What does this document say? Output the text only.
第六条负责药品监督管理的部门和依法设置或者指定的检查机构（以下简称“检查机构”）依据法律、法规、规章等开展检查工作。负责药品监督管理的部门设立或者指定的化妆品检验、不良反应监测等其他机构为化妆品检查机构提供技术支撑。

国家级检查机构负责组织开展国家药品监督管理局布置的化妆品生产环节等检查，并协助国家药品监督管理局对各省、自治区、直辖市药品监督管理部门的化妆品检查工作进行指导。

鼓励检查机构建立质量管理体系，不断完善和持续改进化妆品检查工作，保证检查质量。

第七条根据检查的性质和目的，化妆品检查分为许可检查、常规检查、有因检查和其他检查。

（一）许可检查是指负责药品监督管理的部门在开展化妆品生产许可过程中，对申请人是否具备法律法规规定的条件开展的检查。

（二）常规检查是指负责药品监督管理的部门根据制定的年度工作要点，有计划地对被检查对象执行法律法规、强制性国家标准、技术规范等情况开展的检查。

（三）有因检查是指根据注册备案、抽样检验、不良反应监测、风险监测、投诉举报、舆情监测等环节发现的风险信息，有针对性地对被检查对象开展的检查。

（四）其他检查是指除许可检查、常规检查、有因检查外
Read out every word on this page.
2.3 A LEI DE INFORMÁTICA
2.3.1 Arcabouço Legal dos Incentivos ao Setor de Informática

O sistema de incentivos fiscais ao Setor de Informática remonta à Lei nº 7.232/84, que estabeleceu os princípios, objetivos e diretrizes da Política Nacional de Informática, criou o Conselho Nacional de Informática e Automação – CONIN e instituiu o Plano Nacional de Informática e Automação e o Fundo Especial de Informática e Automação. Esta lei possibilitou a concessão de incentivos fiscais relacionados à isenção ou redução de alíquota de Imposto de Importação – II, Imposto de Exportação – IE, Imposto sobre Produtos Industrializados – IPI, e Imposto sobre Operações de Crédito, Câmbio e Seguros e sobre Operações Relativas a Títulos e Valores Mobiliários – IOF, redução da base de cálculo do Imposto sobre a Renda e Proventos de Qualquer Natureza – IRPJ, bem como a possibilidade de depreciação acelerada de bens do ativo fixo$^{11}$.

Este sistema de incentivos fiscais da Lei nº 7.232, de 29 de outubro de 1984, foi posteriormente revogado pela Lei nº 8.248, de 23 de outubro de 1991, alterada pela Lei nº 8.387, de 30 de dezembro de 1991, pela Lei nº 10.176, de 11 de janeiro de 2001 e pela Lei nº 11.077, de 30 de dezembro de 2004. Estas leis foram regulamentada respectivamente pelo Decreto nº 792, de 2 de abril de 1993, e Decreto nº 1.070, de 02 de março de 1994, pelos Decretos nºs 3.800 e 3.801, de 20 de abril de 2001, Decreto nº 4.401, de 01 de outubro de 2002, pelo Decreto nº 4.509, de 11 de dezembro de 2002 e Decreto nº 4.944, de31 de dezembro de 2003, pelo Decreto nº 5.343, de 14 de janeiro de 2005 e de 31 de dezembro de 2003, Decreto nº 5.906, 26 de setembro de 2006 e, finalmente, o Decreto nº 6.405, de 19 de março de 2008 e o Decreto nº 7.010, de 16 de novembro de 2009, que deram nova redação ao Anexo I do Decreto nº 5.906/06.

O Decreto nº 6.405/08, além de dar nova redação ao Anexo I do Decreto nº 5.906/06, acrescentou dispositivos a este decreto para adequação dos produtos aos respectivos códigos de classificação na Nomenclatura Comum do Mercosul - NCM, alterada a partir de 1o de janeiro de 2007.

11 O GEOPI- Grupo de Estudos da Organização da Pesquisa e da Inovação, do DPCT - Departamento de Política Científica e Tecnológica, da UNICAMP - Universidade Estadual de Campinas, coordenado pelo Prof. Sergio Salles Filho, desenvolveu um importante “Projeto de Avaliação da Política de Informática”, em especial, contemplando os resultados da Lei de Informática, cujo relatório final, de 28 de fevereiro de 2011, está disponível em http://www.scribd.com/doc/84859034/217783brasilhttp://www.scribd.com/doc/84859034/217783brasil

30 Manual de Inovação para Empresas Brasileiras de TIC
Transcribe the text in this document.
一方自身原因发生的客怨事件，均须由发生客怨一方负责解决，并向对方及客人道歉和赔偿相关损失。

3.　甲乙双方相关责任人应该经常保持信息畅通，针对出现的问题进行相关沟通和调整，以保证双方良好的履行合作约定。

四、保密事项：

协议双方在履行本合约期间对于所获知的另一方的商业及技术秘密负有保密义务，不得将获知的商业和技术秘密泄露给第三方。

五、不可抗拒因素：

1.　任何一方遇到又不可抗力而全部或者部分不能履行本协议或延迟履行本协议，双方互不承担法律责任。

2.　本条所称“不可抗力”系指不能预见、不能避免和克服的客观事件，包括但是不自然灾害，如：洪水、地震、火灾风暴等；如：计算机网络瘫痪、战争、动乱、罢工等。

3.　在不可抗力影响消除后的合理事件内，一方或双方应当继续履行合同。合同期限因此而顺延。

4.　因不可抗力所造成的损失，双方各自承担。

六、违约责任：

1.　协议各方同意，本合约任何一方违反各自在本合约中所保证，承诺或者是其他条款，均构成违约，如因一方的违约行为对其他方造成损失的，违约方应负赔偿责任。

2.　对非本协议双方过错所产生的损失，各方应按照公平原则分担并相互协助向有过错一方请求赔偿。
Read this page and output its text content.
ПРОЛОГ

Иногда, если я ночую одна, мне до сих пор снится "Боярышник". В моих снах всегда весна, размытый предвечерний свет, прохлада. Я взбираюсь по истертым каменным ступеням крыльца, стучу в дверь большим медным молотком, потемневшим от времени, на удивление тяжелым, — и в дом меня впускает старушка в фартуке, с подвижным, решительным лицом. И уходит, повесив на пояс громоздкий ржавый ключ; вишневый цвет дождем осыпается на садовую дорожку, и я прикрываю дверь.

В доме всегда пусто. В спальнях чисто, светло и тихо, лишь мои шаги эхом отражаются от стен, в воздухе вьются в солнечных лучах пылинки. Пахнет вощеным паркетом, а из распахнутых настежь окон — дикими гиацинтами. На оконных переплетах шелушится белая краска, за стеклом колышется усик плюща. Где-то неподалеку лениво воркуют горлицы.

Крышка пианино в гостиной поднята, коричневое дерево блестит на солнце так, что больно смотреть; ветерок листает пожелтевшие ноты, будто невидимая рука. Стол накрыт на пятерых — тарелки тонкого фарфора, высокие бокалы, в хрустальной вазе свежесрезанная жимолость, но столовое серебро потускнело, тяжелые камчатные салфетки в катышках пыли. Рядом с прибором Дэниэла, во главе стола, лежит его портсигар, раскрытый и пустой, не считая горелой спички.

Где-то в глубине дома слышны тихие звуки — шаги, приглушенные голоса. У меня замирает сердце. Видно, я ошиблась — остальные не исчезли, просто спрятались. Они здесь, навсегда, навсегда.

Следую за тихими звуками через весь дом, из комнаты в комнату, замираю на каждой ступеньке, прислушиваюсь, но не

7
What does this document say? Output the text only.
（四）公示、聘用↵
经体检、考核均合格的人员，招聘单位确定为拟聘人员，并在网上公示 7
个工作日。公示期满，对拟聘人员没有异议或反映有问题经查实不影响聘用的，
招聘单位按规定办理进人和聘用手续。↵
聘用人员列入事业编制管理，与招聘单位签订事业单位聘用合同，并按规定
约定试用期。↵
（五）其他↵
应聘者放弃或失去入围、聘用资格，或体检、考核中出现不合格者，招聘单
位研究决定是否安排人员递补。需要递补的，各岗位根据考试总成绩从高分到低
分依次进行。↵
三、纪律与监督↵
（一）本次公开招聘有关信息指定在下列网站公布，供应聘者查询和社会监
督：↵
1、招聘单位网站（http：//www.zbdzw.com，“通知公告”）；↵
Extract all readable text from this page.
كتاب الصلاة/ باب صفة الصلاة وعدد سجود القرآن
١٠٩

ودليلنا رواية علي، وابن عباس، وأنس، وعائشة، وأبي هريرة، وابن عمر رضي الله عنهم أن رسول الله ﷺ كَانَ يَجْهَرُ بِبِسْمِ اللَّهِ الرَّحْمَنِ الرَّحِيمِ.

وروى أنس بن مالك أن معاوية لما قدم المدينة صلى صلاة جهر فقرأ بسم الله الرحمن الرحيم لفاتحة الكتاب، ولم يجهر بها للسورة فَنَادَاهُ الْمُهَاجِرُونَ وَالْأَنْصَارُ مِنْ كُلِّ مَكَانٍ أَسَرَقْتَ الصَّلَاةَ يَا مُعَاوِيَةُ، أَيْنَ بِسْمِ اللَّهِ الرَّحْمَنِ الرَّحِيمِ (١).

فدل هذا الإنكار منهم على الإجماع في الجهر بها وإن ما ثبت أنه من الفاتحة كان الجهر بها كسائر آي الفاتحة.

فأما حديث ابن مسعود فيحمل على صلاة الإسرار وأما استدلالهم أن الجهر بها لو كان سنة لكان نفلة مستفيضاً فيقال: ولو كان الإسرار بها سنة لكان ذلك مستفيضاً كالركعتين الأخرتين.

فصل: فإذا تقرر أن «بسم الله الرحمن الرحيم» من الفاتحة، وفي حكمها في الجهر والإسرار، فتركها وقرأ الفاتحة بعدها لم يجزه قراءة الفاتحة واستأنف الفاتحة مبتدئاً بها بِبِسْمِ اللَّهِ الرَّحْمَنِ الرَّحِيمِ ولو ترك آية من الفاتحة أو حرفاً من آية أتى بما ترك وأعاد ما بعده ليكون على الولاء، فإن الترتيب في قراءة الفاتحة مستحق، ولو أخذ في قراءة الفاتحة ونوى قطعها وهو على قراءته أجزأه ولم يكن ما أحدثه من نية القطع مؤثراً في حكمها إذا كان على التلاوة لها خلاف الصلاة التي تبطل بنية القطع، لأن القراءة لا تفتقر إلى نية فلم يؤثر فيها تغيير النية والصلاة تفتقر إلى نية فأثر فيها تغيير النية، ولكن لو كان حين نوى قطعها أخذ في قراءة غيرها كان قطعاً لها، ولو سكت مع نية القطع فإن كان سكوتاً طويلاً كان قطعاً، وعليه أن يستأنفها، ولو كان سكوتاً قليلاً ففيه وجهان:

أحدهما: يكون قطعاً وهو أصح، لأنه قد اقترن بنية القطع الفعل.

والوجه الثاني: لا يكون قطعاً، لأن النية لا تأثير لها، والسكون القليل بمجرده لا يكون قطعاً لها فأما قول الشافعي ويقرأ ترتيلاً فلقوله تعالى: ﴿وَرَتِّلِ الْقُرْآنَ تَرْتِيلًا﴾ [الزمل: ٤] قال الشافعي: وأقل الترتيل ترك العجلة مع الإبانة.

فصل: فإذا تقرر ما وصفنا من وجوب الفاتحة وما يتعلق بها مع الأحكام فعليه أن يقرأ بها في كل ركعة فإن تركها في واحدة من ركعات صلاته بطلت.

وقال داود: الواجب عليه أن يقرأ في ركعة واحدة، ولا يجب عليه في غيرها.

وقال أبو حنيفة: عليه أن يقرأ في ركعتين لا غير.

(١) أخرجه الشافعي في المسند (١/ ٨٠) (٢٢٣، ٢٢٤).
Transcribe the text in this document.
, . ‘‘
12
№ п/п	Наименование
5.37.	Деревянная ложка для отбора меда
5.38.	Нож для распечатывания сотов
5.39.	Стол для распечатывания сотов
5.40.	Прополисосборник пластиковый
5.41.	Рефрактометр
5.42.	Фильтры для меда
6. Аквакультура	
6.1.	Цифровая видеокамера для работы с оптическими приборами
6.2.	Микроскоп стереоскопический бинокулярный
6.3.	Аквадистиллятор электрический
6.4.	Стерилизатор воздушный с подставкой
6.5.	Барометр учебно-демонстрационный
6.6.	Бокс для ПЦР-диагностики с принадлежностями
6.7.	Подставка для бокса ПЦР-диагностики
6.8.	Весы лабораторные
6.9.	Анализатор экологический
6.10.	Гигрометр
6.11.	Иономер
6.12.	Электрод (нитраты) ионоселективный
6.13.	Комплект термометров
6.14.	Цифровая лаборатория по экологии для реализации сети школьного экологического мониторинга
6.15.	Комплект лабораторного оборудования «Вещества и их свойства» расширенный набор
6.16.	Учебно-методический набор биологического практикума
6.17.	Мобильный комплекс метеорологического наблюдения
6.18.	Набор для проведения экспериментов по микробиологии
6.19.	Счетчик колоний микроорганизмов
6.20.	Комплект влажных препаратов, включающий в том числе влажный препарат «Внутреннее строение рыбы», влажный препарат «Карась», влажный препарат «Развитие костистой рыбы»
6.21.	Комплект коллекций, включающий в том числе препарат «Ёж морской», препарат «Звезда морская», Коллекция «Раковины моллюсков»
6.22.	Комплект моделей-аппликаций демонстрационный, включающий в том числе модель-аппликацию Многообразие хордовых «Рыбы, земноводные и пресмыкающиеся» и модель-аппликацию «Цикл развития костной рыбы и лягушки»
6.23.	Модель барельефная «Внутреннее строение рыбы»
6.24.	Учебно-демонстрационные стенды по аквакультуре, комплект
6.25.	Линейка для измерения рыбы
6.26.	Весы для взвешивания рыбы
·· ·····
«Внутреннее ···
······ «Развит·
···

******

▶ [What to work on]
Pick every line with "рыбы" in it and copy it.

▶ [Exercise response]
6.20.	Комплект влажных препаратов, включающий в том числе влажный препарат «Внутреннее строение рыбы», влажный препарат «Карась», влажный препарат «Развитие костистой рыбы»
6.22.	Комплект моделей-аппликаций демонстрационный, включающий в том числе модель-аппликацию Многообразие хордовых «Рыбы, земноводные и пресмыкающиеся» и модель-аппликацию «Цикл развития костной рыбы и лягушки»
6.23.	Модель барельефная «Внутреннее строение рыбы»
6.25.	Линейка для измерения рыбы
6.26.	Весы для взвешивания рыбы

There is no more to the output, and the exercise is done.